- WORK TO DO:
Each entry that follows must be output without any deviation.

________

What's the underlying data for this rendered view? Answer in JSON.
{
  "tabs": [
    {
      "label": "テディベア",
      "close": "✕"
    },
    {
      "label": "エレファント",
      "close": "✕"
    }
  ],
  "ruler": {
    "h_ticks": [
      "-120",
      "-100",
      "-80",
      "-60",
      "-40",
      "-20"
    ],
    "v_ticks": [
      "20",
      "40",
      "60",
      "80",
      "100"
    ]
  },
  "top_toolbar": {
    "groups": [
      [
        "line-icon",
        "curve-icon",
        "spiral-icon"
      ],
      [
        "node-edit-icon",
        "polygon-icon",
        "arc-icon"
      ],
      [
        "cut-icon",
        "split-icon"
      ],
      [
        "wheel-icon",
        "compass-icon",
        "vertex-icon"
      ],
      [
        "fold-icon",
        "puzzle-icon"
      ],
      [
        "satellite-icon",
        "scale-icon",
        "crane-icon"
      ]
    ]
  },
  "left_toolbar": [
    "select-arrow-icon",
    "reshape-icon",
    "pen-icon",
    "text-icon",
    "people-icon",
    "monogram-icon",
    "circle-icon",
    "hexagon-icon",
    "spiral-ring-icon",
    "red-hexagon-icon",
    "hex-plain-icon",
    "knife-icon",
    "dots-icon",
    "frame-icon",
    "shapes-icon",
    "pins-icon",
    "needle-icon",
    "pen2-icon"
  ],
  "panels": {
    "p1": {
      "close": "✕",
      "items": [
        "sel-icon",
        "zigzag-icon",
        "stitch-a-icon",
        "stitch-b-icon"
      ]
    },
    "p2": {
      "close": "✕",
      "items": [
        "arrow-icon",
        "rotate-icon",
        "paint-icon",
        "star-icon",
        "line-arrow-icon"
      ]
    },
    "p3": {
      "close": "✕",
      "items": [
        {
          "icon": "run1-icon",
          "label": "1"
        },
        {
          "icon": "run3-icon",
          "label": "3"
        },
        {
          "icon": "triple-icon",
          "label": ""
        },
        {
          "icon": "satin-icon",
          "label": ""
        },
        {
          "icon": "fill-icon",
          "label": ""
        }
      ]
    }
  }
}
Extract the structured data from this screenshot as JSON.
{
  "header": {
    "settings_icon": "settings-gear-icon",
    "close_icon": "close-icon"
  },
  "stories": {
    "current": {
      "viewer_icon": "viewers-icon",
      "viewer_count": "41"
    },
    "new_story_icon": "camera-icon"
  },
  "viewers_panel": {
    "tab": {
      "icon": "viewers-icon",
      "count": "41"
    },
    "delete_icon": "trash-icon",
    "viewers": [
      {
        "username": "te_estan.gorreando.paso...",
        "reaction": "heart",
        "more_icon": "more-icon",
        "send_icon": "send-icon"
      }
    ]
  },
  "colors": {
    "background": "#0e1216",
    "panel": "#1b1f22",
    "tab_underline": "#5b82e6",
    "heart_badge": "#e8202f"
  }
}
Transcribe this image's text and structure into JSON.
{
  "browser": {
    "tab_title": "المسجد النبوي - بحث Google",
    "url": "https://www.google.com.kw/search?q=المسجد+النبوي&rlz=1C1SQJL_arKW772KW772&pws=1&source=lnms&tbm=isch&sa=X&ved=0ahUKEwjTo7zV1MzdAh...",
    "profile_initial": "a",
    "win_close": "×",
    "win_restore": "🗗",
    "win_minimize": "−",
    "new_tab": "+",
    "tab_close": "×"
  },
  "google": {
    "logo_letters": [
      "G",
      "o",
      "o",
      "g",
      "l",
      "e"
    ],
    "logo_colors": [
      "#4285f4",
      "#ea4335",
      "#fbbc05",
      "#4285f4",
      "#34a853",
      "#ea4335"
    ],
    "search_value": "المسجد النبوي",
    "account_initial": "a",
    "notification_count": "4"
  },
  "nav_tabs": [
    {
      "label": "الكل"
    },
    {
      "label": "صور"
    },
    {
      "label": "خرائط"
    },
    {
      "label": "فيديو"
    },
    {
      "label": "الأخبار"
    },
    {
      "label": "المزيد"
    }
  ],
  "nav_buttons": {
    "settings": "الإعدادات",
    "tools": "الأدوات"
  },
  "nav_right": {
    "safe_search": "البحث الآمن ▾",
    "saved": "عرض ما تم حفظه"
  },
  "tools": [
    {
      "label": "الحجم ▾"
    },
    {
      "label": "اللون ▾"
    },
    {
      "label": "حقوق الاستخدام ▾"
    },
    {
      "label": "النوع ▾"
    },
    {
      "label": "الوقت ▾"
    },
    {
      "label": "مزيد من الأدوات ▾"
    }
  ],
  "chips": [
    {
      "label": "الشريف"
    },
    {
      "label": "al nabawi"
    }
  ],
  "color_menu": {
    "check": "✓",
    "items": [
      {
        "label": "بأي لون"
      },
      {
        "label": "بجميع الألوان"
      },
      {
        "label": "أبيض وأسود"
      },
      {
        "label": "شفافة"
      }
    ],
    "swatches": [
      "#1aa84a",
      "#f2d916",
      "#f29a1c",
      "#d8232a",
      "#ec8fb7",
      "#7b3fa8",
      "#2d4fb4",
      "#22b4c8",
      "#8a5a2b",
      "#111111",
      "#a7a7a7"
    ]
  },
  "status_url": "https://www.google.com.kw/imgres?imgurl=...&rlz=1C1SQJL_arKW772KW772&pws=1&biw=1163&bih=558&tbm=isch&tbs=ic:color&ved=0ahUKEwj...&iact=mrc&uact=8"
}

________

- SOLUTION:
What's the underlying data for this rendered view? Answer in JSON.
{
  "tabs": [
    {
      "label": "テディベア",
      "close": "✕"
    },
    {
      "label": "エレファント",
      "close": "✕"
    }
  ],
  "ruler": {
    "h_ticks": [
      "-120",
      "-100",
      "-80",
      "-60",
      "-40",
      "-20"
    ],
    "v_ticks": [
      "20",
      "40",
      "60",
      "80",
      "100"
    ]
  },
  "top_toolbar": {
    "groups": [
      [
        "line-icon",
        "curve-icon",
        "spiral-icon"
      ],
      [
        "node-edit-icon",
        "polygon-icon",
        "arc-icon"
      ],
      [
        "cut-icon",
        "split-icon"
      ],
      [
        "wheel-icon",
        "compass-icon",
        "vertex-icon"
      ],
      [
        "fold-icon",
        "puzzle-icon"
      ],
      [
        "satellite-icon",
        "scale-icon",
        "crane-icon"
      ]
    ]
  },
  "left_toolbar": [
    "select-arrow-icon",
    "reshape-icon",
    "pen-icon",
    "text-icon",
    "people-icon",
    "monogram-icon",
    "circle-icon",
    "hexagon-icon",
    "spiral-ring-icon",
    "red-hexagon-icon",
    "hex-plain-icon",
    "knife-icon",
    "dots-icon",
    "frame-icon",
    "shapes-icon",
    "pins-icon",
    "needle-icon",
    "pen2-icon"
  ],
  "panels": {
    "p1": {
      "close": "✕",
      "items": [
        "sel-icon",
        "zigzag-icon",
        "stitch-a-icon",
        "stitch-b-icon"
      ]
    },
    "p2": {
      "close": "✕",
      "items": [
        "arrow-icon",
        "rotate-icon",
        "paint-icon",
        "star-icon",
        "line-arrow-icon"
      ]
    },
    "p3": {
      "close": "✕",
      "items": [
        {
          "icon": "run1-icon",
          "label": "1"
        },
        {
          "icon": "run3-icon",
          "label": "3"
        },
        {
          "icon": "triple-icon",
          "label": ""
        },
        {
          "icon": "satin-icon",
          "label": ""
        },
        {
          "icon": "fill-icon",
          "label": ""
        }
      ]
    }
  }
}
Extract the structured data from this screenshot as JSON.
{
  "header": {
    "settings_icon": "settings-gear-icon",
    "close_icon": "close-icon"
  },
  "stories": {
    "current": {
      "viewer_icon": "viewers-icon",
      "viewer_count": "41"
    },
    "new_story_icon": "camera-icon"
  },
  "viewers_panel": {
    "tab": {
      "icon": "viewers-icon",
      "count": "41"
    },
    "delete_icon": "trash-icon",
    "viewers": [
      {
        "username": "te_estan.gorreando.paso...",
        "reaction": "heart",
        "more_icon": "more-icon",
        "send_icon": "send-icon"
      }
    ]
  },
  "colors": {
    "background": "#0e1216",
    "panel": "#1b1f22",
    "tab_underline": "#5b82e6",
    "heart_badge": "#e8202f"
  }
}
Transcribe this image's text and structure into JSON.
{
  "browser": {
    "tab_title": "المسجد النبوي - بحث Google",
    "url": "https://www.google.com.kw/search?q=المسجد+النبوي&rlz=1C1SQJL_arKW772KW772&pws=1&source=lnms&tbm=isch&sa=X&ved=0ahUKEwjTo7zV1MzdAh...",
    "profile_initial": "a",
    "win_close": "×",
    "win_restore": "🗗",
    "win_minimize": "−",
    "new_tab": "+",
    "tab_close": "×"
  },
  "google": {
    "logo_letters": [
      "G",
      "o",
      "o",
      "g",
      "l",
      "e"
    ],
    "logo_colors": [
      "#4285f4",
      "#ea4335",
      "#fbbc05",
      "#4285f4",
      "#34a853",
      "#ea4335"
    ],
    "search_value": "المسجد النبوي",
    "account_initial": "a",
    "notification_count": "4"
  },
  "nav_tabs": [
    {
      "label": "الكل"
    },
    {
      "label": "صور"
    },
    {
      "label": "خرائط"
    },
    {
      "label": "فيديو"
    },
    {
      "label": "الأخبار"
    },
    {
      "label": "المزيد"
    }
  ],
  "nav_buttons": {
    "settings": "الإعدادات",
    "tools": "الأدوات"
  },
  "nav_right": {
    "safe_search": "البحث الآمن ▾",
    "saved": "عرض ما تم حفظه"
  },
  "tools": [
    {
      "label": "الحجم ▾"
    },
    {
      "label": "اللون ▾"
    },
    {
      "label": "حقوق الاستخدام ▾"
    },
    {
      "label": "النوع ▾"
    },
    {
      "label": "الوقت ▾"
    },
    {
      "label": "مزيد من الأدوات ▾"
    }
  ],
  "chips": [
    {
      "label": "الشريف"
    },
    {
      "label": "al nabawi"
    }
  ],
  "color_menu": {
    "check": "✓",
    "items": [
      {
        "label": "بأي لون"
      },
      {
        "label": "بجميع الألوان"
      },
      {
        "label": "أبيض وأسود"
      },
      {
        "label": "شفافة"
      }
    ],
    "swatches": [
      "#1aa84a",
      "#f2d916",
      "#f29a1c",
      "#d8232a",
      "#ec8fb7",
      "#7b3fa8",
      "#2d4fb4",
      "#22b4c8",
      "#8a5a2b",
      "#111111",
      "#a7a7a7"
    ]
  },
  "status_url": "https://www.google.com.kw/imgres?imgurl=...&rlz=1C1SQJL_arKW772KW772&pws=1&biw=1163&bih=558&tbm=isch&tbs=ic:color&ved=0ahUKEwj...&iact=mrc&uact=8"
}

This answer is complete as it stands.